» Your objective
Wherever "예비교육신" appears in a line, list that line.

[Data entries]

──────────

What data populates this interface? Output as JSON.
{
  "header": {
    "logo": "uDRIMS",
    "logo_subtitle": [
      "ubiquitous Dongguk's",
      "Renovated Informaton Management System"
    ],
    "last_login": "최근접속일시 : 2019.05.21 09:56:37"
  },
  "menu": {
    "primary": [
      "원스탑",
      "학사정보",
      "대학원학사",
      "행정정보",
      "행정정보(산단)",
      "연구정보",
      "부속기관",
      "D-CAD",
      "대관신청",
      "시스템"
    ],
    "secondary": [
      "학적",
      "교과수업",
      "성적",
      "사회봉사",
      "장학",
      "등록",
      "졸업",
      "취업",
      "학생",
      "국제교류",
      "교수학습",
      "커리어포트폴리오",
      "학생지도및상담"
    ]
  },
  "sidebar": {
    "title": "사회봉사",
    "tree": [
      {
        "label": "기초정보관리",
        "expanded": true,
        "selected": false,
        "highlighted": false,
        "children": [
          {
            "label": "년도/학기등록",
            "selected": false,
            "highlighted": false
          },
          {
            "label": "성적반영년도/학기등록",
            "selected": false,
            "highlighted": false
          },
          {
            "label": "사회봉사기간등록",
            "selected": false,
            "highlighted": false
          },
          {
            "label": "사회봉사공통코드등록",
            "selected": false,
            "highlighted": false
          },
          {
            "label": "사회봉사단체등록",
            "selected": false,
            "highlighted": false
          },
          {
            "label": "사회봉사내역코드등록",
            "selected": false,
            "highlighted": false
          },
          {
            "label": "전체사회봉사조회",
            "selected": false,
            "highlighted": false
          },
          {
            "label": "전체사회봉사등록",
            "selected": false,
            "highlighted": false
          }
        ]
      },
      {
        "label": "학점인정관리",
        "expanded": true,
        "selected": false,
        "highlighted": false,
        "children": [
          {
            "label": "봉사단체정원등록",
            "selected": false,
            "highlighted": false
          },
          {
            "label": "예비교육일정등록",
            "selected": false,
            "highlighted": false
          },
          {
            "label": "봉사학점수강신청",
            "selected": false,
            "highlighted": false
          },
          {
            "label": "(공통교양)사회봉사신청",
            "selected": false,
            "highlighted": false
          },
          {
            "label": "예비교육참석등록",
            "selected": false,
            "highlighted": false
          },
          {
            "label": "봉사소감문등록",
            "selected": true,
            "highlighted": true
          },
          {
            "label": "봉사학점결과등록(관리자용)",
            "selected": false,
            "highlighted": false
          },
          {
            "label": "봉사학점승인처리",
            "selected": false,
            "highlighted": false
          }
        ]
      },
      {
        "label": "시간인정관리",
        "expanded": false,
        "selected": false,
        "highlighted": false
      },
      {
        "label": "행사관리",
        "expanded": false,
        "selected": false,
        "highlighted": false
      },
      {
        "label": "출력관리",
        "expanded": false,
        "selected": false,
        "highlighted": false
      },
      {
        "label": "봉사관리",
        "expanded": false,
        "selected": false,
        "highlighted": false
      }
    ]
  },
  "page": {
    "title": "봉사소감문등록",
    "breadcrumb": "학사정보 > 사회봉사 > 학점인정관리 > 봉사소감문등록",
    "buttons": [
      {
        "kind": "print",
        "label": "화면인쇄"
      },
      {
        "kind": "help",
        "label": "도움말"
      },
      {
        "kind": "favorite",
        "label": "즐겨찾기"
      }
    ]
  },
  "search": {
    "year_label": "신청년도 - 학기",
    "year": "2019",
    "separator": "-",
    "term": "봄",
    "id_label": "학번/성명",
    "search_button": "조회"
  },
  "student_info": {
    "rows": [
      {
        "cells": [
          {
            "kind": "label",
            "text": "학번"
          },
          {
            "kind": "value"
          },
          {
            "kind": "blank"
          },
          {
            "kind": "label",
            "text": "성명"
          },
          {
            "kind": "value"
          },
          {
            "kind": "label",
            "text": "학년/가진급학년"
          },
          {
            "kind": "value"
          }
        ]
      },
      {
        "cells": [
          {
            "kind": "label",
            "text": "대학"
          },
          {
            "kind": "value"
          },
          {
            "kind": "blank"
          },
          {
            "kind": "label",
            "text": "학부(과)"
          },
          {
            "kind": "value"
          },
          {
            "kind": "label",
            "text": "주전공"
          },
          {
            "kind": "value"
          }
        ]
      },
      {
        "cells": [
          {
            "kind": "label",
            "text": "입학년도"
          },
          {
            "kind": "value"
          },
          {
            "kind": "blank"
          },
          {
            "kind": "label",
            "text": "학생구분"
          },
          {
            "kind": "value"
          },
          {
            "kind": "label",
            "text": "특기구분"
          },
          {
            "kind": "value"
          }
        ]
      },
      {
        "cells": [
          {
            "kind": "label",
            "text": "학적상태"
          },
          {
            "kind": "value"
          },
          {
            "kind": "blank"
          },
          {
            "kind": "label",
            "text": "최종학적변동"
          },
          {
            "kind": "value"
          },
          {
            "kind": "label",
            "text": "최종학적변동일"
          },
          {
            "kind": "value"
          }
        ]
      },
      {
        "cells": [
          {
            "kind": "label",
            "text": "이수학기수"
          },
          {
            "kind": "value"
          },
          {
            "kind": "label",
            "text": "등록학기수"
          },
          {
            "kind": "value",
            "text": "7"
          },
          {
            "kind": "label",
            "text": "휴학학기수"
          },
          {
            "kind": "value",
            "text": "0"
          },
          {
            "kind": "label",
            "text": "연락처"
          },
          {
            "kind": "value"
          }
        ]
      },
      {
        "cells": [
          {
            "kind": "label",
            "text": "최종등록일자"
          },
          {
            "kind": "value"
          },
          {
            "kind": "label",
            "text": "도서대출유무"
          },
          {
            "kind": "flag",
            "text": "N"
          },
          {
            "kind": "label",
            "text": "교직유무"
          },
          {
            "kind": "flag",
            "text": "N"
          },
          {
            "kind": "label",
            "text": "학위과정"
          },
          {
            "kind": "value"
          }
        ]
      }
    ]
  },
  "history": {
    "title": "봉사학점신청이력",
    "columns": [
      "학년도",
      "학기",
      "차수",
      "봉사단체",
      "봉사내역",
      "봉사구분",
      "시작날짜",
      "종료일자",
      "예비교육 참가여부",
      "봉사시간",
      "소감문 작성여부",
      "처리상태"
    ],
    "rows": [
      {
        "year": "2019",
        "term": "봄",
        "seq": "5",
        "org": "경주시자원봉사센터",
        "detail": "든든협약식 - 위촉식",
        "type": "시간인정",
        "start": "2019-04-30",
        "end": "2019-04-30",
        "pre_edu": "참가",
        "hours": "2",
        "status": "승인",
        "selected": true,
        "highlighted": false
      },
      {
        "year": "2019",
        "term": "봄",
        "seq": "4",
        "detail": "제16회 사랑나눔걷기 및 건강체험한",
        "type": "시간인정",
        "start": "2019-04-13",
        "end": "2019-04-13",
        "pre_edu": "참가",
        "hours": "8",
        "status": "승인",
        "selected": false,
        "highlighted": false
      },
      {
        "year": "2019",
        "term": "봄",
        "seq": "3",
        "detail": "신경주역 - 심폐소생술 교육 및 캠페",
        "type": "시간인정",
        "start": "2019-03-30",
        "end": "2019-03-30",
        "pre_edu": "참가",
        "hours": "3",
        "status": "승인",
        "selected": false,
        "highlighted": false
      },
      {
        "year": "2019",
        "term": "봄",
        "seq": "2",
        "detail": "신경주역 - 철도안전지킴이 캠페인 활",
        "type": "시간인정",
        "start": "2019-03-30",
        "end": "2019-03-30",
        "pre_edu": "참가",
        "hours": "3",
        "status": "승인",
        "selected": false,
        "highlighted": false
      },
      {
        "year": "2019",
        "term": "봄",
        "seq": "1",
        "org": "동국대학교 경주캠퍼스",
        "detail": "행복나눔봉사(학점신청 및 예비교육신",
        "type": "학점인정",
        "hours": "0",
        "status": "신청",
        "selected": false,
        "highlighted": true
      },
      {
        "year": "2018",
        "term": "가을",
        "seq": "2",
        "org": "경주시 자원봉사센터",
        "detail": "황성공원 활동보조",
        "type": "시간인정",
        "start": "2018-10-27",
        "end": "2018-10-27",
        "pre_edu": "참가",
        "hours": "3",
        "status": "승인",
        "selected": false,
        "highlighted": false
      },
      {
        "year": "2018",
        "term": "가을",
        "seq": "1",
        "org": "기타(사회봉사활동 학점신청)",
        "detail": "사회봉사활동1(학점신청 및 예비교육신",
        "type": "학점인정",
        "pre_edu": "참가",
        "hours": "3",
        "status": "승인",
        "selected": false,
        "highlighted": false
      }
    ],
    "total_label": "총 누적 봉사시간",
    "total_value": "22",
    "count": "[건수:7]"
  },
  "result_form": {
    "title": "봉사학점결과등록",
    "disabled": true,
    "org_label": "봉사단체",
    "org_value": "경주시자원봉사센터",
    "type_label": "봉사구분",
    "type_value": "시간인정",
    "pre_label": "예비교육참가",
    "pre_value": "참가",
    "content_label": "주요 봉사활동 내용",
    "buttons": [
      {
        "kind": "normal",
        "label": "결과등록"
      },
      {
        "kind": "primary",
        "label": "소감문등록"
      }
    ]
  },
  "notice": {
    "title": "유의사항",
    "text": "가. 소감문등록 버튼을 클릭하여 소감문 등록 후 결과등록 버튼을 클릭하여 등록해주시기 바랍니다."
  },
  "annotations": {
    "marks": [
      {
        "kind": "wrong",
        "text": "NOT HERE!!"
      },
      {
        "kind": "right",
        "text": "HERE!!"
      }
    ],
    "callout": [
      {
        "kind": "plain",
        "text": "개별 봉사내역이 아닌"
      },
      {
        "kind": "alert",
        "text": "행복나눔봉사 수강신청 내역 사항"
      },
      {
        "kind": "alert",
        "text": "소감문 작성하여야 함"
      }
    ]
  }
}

──────────

» Exercise output
        "detail": "행복나눔봉사(학점신청 및 예비교육신",
        "detail": "사회봉사활동1(학점신청 및 예비교육신",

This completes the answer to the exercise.